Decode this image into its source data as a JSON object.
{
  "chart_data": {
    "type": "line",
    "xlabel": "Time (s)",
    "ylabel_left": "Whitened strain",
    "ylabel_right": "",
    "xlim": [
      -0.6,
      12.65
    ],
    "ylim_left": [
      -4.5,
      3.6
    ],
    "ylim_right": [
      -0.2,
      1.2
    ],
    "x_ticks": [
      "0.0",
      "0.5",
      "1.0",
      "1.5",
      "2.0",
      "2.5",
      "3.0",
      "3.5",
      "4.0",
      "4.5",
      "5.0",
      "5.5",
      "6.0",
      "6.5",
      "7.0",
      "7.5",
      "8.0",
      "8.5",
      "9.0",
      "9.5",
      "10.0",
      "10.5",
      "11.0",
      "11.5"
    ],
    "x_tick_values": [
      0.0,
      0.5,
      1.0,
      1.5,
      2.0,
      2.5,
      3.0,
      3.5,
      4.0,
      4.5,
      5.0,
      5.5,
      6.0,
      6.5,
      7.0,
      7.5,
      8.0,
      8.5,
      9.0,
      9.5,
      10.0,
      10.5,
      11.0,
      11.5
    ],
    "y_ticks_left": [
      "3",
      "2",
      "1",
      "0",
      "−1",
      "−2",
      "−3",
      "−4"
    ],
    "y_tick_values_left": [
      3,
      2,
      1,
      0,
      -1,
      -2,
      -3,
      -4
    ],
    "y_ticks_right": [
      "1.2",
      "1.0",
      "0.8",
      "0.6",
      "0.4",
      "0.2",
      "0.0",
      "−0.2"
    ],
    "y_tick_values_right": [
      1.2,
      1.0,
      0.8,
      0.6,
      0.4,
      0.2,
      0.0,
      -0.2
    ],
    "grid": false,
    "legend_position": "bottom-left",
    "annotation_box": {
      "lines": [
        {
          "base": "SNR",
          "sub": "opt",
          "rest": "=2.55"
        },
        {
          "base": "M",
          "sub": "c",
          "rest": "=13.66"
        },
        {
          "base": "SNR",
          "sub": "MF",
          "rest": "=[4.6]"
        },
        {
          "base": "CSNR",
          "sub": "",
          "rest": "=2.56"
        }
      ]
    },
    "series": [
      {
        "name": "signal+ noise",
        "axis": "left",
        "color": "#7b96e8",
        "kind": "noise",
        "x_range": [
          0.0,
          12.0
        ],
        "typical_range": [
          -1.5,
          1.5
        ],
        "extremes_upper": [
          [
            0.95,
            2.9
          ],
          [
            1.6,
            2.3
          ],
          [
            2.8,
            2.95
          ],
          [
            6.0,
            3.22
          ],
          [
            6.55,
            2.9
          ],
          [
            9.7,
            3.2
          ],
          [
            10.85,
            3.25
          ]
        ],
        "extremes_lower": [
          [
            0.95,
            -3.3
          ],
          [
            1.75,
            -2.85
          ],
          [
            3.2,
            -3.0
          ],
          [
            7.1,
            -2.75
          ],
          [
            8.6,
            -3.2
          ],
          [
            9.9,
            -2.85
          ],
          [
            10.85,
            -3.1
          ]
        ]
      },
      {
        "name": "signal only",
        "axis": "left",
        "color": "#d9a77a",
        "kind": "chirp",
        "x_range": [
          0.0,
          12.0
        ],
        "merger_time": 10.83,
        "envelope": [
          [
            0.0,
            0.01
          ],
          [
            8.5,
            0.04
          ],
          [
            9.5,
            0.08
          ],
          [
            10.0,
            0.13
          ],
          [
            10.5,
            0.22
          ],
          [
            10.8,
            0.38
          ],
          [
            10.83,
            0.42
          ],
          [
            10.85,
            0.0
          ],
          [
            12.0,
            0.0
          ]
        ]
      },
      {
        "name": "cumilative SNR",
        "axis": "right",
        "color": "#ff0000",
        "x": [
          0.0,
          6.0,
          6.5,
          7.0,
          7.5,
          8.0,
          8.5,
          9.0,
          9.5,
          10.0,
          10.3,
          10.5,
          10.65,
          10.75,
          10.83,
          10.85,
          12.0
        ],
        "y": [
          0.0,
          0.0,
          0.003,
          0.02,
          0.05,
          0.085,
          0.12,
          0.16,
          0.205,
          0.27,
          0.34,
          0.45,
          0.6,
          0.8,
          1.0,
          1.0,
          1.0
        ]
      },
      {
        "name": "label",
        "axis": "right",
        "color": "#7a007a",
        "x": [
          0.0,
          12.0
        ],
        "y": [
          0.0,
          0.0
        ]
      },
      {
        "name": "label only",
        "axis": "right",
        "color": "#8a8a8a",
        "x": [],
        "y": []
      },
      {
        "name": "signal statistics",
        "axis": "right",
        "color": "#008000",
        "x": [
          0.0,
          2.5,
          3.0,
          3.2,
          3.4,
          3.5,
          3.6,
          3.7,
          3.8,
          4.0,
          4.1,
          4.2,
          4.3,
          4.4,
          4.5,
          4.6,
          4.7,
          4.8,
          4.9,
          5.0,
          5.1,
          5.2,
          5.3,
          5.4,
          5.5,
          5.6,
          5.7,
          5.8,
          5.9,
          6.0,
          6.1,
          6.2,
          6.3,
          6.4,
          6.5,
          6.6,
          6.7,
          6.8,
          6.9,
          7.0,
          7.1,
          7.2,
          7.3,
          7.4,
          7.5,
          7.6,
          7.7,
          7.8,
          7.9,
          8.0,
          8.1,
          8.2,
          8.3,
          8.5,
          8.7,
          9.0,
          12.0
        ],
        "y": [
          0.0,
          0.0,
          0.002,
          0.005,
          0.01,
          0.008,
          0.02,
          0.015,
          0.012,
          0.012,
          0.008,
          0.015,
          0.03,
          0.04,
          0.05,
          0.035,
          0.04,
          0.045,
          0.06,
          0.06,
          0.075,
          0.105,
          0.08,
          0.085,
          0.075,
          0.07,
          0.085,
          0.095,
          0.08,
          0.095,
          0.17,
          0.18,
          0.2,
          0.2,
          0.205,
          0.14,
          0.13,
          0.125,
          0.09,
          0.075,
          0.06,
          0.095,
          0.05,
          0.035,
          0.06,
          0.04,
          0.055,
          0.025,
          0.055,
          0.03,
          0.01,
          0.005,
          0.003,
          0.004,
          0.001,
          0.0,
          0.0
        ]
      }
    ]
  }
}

§ Exercise directions
Every entry must be quoted exactly as it appears above.

§ Task solution
Decode this image into its source data as a JSON object.
{
  "chart_data": {
    "type": "line",
    "xlabel": "Time (s)",
    "ylabel_left": "Whitened strain",
    "ylabel_right": "",
    "xlim": [
      -0.6,
      12.65
    ],
    "ylim_left": [
      -4.5,
      3.6
    ],
    "ylim_right": [
      -0.2,
      1.2
    ],
    "x_ticks": [
      "0.0",
      "0.5",
      "1.0",
      "1.5",
      "2.0",
      "2.5",
      "3.0",
      "3.5",
      "4.0",
      "4.5",
      "5.0",
      "5.5",
      "6.0",
      "6.5",
      "7.0",
      "7.5",
      "8.0",
      "8.5",
      "9.0",
      "9.5",
      "10.0",
      "10.5",
      "11.0",
      "11.5"
    ],
    "x_tick_values": [
      0.0,
      0.5,
      1.0,
      1.5,
      2.0,
      2.5,
      3.0,
      3.5,
      4.0,
      4.5,
      5.0,
      5.5,
      6.0,
      6.5,
      7.0,
      7.5,
      8.0,
      8.5,
      9.0,
      9.5,
      10.0,
      10.5,
      11.0,
      11.5
    ],
    "y_ticks_left": [
      "3",
      "2",
      "1",
      "0",
      "−1",
      "−2",
      "−3",
      "−4"
    ],
    "y_tick_values_left": [
      3,
      2,
      1,
      0,
      -1,
      -2,
      -3,
      -4
    ],
    "y_ticks_right": [
      "1.2",
      "1.0",
      "0.8",
      "0.6",
      "0.4",
      "0.2",
      "0.0",
      "−0.2"
    ],
    "y_tick_values_right": [
      1.2,
      1.0,
      0.8,
      0.6,
      0.4,
      0.2,
      0.0,
      -0.2
    ],
    "grid": false,
    "legend_position": "bottom-left",
    "annotation_box": {
      "lines": [
        {
          "base": "SNR",
          "sub": "opt",
          "rest": "=2.55"
        },
        {
          "base": "M",
          "sub": "c",
          "rest": "=13.66"
        },
        {
          "base": "SNR",
          "sub": "MF",
          "rest": "=[4.6]"
        },
        {
          "base": "CSNR",
          "sub": "",
          "rest": "=2.56"
        }
      ]
    },
    "series": [
      {
        "name": "signal+ noise",
        "axis": "left",
        "color": "#7b96e8",
        "kind": "noise",
        "x_range": [
          0.0,
          12.0
        ],
        "typical_range": [
          -1.5,
          1.5
        ],
        "extremes_upper": [
          [
            0.95,
            2.9
          ],
          [
            1.6,
            2.3
          ],
          [
            2.8,
            2.95
          ],
          [
            6.0,
            3.22
          ],
          [
            6.55,
            2.9
          ],
          [
            9.7,
            3.2
          ],
          [
            10.85,
            3.25
          ]
        ],
        "extremes_lower": [
          [
            0.95,
            -3.3
          ],
          [
            1.75,
            -2.85
          ],
          [
            3.2,
            -3.0
          ],
          [
            7.1,
            -2.75
          ],
          [
            8.6,
            -3.2
          ],
          [
            9.9,
            -2.85
          ],
          [
            10.85,
            -3.1
          ]
        ]
      },
      {
        "name": "signal only",
        "axis": "left",
        "color": "#d9a77a",
        "kind": "chirp",
        "x_range": [
          0.0,
          12.0
        ],
        "merger_time": 10.83,
        "envelope": [
          [
            0.0,
            0.01
          ],
          [
            8.5,
            0.04
          ],
          [
            9.5,
            0.08
          ],
          [
            10.0,
            0.13
          ],
          [
            10.5,
            0.22
          ],
          [
            10.8,
            0.38
          ],
          [
            10.83,
            0.42
          ],
          [
            10.85,
            0.0
          ],
          [
            12.0,
            0.0
          ]
        ]
      },
      {
        "name": "cumilative SNR",
        "axis": "right",
        "color": "#ff0000",
        "x": [
          0.0,
          6.0,
          6.5,
          7.0,
          7.5,
          8.0,
          8.5,
          9.0,
          9.5,
          10.0,
          10.3,
          10.5,
          10.65,
          10.75,
          10.83,
          10.85,
          12.0
        ],
        "y": [
          0.0,
          0.0,
          0.003,
          0.02,
          0.05,
          0.085,
          0.12,
          0.16,
          0.205,
          0.27,
          0.34,
          0.45,
          0.6,
          0.8,
          1.0,
          1.0,
          1.0
        ]
      },
      {
        "name": "label",
        "axis": "right",
        "color": "#7a007a",
        "x": [
          0.0,
          12.0
        ],
        "y": [
          0.0,
          0.0
        ]
      },
      {
        "name": "label only",
        "axis": "right",
        "color": "#8a8a8a",
        "x": [],
        "y": []
      },
      {
        "name": "signal statistics",
        "axis": "right",
        "color": "#008000",
        "x": [
          0.0,
          2.5,
          3.0,
          3.2,
          3.4,
          3.5,
          3.6,
          3.7,
          3.8,
          4.0,
          4.1,
          4.2,
          4.3,
          4.4,
          4.5,
          4.6,
          4.7,
          4.8,
          4.9,
          5.0,
          5.1,
          5.2,
          5.3,
          5.4,
          5.5,
          5.6,
          5.7,
          5.8,
          5.9,
          6.0,
          6.1,
          6.2,
          6.3,
          6.4,
          6.5,
          6.6,
          6.7,
          6.8,
          6.9,
          7.0,
          7.1,
          7.2,
          7.3,
          7.4,
          7.5,
          7.6,
          7.7,
          7.8,
          7.9,
          8.0,
          8.1,
          8.2,
          8.3,
          8.5,
          8.7,
          9.0,
          12.0
        ],
        "y": [
          0.0,
          0.0,
          0.002,
          0.005,
          0.01,
          0.008,
          0.02,
          0.015,
          0.012,
          0.012,
          0.008,
          0.015,
          0.03,
          0.04,
          0.05,
          0.035,
          0.04,
          0.045,
          0.06,
          0.06,
          0.075,
          0.105,
          0.08,
          0.085,
          0.075,
          0.07,
          0.085,
          0.095,
          0.08,
          0.095,
          0.17,
          0.18,
          0.2,
          0.2,
          0.205,
          0.14,
          0.13,
          0.125,
          0.09,
          0.075,
          0.06,
          0.095,
          0.05,
          0.035,
          0.06,
          0.04,
          0.055,
          0.025,
          0.055,
          0.03,
          0.01,
          0.005,
          0.003,
          0.004,
          0.001,
          0.0,
          0.0
        ]
      }
    ]
  }
}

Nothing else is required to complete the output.